*TASK DETAILS*: Locate every line in the records below that holds the word "ремня" and return each one.

SUPPLIED ENTRIES start

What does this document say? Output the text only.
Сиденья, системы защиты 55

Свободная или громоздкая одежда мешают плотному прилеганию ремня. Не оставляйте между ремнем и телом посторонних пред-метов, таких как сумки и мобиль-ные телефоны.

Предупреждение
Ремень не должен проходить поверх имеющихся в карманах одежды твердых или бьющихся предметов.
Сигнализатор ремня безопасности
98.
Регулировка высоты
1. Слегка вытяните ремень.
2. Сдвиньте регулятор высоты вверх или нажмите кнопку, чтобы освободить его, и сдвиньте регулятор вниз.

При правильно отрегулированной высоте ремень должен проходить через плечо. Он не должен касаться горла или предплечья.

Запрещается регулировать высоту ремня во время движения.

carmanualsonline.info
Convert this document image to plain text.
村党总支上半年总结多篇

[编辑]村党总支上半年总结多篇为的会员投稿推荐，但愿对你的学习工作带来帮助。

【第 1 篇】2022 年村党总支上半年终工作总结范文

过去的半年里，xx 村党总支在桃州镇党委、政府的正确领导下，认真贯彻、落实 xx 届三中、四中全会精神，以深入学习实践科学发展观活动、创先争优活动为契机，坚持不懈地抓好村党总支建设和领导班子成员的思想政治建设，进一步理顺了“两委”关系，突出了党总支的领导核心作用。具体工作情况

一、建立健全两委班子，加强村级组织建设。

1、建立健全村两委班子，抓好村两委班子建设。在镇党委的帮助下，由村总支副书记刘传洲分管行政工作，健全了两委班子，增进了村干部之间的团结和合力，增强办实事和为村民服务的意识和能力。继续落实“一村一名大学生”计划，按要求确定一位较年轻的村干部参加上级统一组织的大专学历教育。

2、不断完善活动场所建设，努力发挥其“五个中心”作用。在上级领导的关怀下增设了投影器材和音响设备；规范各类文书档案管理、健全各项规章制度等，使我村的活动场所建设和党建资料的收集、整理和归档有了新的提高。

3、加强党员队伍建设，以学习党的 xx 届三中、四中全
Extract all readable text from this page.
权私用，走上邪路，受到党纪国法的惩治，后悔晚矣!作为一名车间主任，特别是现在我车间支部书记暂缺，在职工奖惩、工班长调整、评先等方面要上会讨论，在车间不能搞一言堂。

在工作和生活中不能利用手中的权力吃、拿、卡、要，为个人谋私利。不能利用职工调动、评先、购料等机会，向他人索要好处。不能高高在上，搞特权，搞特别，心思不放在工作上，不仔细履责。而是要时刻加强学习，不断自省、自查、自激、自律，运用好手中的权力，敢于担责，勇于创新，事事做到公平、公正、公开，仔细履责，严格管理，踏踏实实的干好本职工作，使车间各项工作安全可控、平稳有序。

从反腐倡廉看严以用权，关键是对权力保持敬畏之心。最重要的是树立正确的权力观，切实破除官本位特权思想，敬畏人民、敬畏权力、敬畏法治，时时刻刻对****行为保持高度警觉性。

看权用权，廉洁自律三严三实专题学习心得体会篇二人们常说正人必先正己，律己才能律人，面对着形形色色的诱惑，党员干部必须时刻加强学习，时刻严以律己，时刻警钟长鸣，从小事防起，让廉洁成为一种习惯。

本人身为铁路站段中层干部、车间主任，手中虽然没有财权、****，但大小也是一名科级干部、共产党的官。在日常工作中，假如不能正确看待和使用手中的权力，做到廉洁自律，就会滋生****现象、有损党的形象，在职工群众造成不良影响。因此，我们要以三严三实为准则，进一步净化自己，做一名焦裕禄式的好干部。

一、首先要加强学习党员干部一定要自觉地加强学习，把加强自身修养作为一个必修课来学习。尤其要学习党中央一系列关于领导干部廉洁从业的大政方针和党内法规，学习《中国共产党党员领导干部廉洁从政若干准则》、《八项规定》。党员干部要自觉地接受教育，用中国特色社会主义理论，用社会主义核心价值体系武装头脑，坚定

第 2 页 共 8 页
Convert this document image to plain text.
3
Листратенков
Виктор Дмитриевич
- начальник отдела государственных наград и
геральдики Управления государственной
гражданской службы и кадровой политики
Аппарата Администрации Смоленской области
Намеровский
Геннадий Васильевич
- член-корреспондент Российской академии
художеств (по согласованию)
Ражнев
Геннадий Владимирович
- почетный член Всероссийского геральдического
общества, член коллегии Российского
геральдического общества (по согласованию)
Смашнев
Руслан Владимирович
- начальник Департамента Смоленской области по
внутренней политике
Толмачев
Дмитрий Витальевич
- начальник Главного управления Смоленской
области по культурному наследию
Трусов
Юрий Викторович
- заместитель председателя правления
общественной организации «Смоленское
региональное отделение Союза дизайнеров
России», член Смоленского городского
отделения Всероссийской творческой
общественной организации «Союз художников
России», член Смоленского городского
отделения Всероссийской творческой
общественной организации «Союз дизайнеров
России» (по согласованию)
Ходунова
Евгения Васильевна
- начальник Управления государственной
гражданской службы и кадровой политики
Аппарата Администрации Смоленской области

SUPPLIED ENTRIES end

*FINAL ANSWER*:
Свободная или громоздкая одежда мешают плотному прилеганию ремня. Не оставляйте между ремнем и телом посторонних пред-метов, таких как сумки и мобиль-ные телефоны.
Сигнализатор ремня безопасности
Запрещается регулировать высоту ремня во время движения.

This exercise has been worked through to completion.